INFORMATION SHOWN ->
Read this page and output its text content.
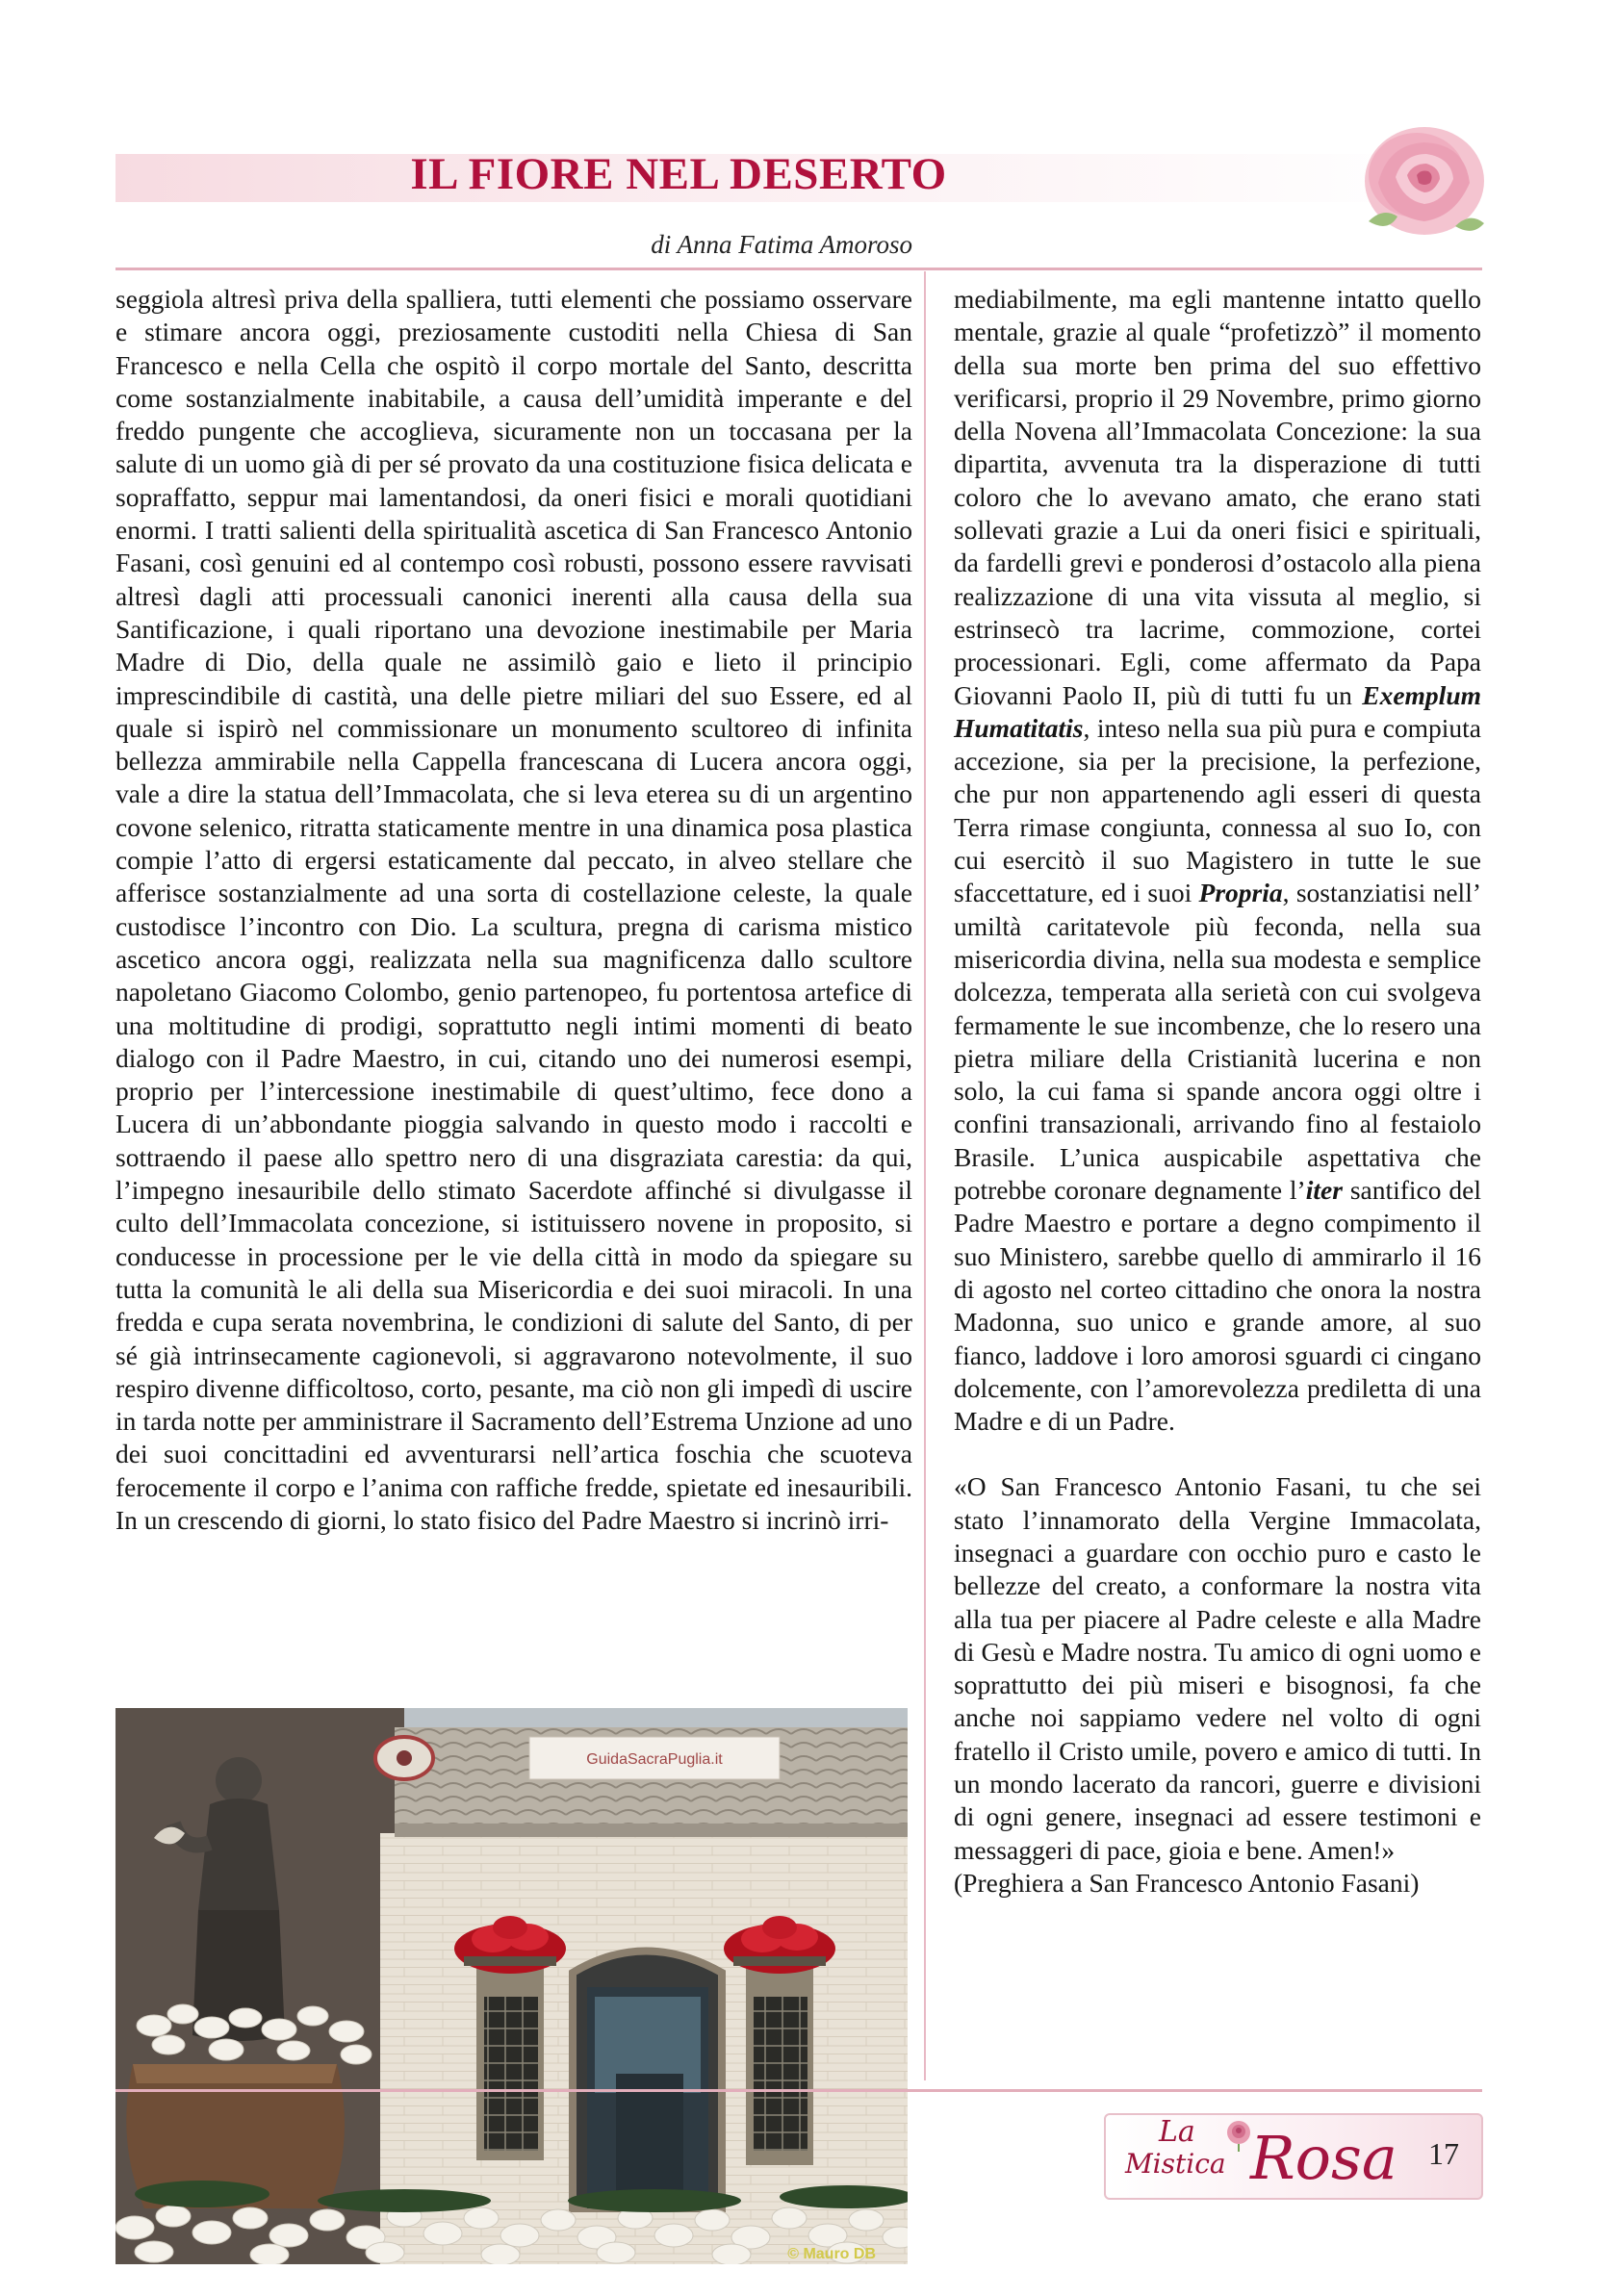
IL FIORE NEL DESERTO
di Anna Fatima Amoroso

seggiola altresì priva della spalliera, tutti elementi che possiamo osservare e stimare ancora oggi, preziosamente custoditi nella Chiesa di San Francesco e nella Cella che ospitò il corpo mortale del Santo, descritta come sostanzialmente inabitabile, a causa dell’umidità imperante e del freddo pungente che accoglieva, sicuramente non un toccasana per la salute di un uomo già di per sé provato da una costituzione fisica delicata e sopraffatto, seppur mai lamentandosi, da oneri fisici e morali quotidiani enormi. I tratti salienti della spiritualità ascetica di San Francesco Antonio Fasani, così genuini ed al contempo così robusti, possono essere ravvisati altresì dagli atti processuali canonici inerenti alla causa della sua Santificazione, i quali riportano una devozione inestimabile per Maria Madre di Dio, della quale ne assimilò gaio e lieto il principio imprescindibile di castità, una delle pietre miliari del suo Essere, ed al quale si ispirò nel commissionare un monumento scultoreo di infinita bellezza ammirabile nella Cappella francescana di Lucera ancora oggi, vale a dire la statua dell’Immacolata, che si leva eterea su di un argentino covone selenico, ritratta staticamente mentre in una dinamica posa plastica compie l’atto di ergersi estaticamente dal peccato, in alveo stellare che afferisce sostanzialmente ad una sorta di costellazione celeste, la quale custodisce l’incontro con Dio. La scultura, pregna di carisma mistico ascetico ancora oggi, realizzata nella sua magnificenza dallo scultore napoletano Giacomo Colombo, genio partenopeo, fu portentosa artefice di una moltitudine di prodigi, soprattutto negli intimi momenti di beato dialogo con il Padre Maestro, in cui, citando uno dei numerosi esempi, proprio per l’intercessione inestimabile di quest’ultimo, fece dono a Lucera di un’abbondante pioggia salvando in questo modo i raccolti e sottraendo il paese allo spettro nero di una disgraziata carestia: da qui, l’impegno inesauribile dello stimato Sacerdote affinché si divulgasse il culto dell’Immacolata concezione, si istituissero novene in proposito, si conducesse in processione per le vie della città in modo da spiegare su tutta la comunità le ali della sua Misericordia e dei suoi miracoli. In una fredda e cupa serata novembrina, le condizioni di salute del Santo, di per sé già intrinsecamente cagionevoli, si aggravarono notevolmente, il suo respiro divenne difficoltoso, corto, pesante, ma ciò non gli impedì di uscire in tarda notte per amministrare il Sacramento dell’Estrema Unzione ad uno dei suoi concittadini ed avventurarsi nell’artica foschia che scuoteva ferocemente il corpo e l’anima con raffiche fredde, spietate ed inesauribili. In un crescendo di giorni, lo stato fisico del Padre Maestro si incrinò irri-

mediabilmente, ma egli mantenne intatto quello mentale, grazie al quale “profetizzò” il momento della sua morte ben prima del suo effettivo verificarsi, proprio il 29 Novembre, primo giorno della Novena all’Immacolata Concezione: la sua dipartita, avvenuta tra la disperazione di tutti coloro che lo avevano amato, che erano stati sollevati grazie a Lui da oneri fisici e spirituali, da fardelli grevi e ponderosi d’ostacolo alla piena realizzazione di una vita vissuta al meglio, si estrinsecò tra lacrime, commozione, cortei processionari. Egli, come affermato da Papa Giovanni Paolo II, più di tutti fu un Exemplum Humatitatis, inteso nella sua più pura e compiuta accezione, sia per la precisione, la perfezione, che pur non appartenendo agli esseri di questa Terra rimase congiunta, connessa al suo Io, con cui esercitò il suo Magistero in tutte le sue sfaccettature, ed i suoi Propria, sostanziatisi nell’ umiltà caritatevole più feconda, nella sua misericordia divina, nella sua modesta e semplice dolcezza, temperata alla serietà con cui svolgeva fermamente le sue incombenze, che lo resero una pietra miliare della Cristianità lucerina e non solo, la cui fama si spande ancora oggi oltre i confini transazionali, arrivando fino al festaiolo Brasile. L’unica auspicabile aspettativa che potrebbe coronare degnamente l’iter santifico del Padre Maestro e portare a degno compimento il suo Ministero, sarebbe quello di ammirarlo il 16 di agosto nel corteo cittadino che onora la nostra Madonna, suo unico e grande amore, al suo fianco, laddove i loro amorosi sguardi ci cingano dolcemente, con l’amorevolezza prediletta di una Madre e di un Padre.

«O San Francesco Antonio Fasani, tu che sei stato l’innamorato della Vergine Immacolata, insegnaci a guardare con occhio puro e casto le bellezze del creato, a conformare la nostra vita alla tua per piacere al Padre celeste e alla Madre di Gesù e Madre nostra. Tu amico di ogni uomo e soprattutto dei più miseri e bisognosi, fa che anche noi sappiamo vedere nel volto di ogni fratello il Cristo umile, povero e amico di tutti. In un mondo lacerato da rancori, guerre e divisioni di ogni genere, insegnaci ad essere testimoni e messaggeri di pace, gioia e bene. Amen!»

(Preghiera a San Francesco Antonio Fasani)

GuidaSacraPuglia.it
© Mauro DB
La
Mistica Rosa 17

AIM OF THE EXERCISE -> Give the entries again without a single change, but with no pictures.

WORKED ANSWER ->
Read this page and output its text content.
IL FIORE NEL DESERTO
di Anna Fatima Amoroso

seggiola altresì priva della spalliera, tutti elementi che possiamo osservare e stimare ancora oggi, preziosamente custoditi nella Chiesa di San Francesco e nella Cella che ospitò il corpo mortale del Santo, descritta come sostanzialmente inabitabile, a causa dell’umidità imperante e del freddo pungente che accoglieva, sicuramente non un toccasana per la salute di un uomo già di per sé provato da una costituzione fisica delicata e sopraffatto, seppur mai lamentandosi, da oneri fisici e morali quotidiani enormi. I tratti salienti della spiritualità ascetica di San Francesco Antonio Fasani, così genuini ed al contempo così robusti, possono essere ravvisati altresì dagli atti processuali canonici inerenti alla causa della sua Santificazione, i quali riportano una devozione inestimabile per Maria Madre di Dio, della quale ne assimilò gaio e lieto il principio imprescindibile di castità, una delle pietre miliari del suo Essere, ed al quale si ispirò nel commissionare un monumento scultoreo di infinita bellezza ammirabile nella Cappella francescana di Lucera ancora oggi, vale a dire la statua dell’Immacolata, che si leva eterea su di un argentino covone selenico, ritratta staticamente mentre in una dinamica posa plastica compie l’atto di ergersi estaticamente dal peccato, in alveo stellare che afferisce sostanzialmente ad una sorta di costellazione celeste, la quale custodisce l’incontro con Dio. La scultura, pregna di carisma mistico ascetico ancora oggi, realizzata nella sua magnificenza dallo scultore napoletano Giacomo Colombo, genio partenopeo, fu portentosa artefice di una moltitudine di prodigi, soprattutto negli intimi momenti di beato dialogo con il Padre Maestro, in cui, citando uno dei numerosi esempi, proprio per l’intercessione inestimabile di quest’ultimo, fece dono a Lucera di un’abbondante pioggia salvando in questo modo i raccolti e sottraendo il paese allo spettro nero di una disgraziata carestia: da qui, l’impegno inesauribile dello stimato Sacerdote affinché si divulgasse il culto dell’Immacolata concezione, si istituissero novene in proposito, si conducesse in processione per le vie della città in modo da spiegare su tutta la comunità le ali della sua Misericordia e dei suoi miracoli. In una fredda e cupa serata novembrina, le condizioni di salute del Santo, di per sé già intrinsecamente cagionevoli, si aggravarono notevolmente, il suo respiro divenne difficoltoso, corto, pesante, ma ciò non gli impedì di uscire in tarda notte per amministrare il Sacramento dell’Estrema Unzione ad uno dei suoi concittadini ed avventurarsi nell’artica foschia che scuoteva ferocemente il corpo e l’anima con raffiche fredde, spietate ed inesauribili. In un crescendo di giorni, lo stato fisico del Padre Maestro si incrinò irri-

mediabilmente, ma egli mantenne intatto quello mentale, grazie al quale “profetizzò” il momento della sua morte ben prima del suo effettivo verificarsi, proprio il 29 Novembre, primo giorno della Novena all’Immacolata Concezione: la sua dipartita, avvenuta tra la disperazione di tutti coloro che lo avevano amato, che erano stati sollevati grazie a Lui da oneri fisici e spirituali, da fardelli grevi e ponderosi d’ostacolo alla piena realizzazione di una vita vissuta al meglio, si estrinsecò tra lacrime, commozione, cortei processionari. Egli, come affermato da Papa Giovanni Paolo II, più di tutti fu un Exemplum Humatitatis, inteso nella sua più pura e compiuta accezione, sia per la precisione, la perfezione, che pur non appartenendo agli esseri di questa Terra rimase congiunta, connessa al suo Io, con cui esercitò il suo Magistero in tutte le sue sfaccettature, ed i suoi Propria, sostanziatisi nell’ umiltà caritatevole più feconda, nella sua misericordia divina, nella sua modesta e semplice dolcezza, temperata alla serietà con cui svolgeva fermamente le sue incombenze, che lo resero una pietra miliare della Cristianità lucerina e non solo, la cui fama si spande ancora oggi oltre i confini transazionali, arrivando fino al festaiolo Brasile. L’unica auspicabile aspettativa che potrebbe coronare degnamente l’iter santifico del Padre Maestro e portare a degno compimento il suo Ministero, sarebbe quello di ammirarlo il 16 di agosto nel corteo cittadino che onora la nostra Madonna, suo unico e grande amore, al suo fianco, laddove i loro amorosi sguardi ci cingano dolcemente, con l’amorevolezza prediletta di una Madre e di un Padre.

«O San Francesco Antonio Fasani, tu che sei stato l’innamorato della Vergine Immacolata, insegnaci a guardare con occhio puro e casto le bellezze del creato, a conformare la nostra vita alla tua per piacere al Padre celeste e alla Madre di Gesù e Madre nostra. Tu amico di ogni uomo e soprattutto dei più miseri e bisognosi, fa che anche noi sappiamo vedere nel volto di ogni fratello il Cristo umile, povero e amico di tutti. In un mondo lacerato da rancori, guerre e divisioni di ogni genere, insegnaci ad essere testimoni e messaggeri di pace, gioia e bene. Amen!»

(Preghiera a San Francesco Antonio Fasani)

GuidaSacraPuglia.it
© Mauro DB
La
Mistica Rosa 17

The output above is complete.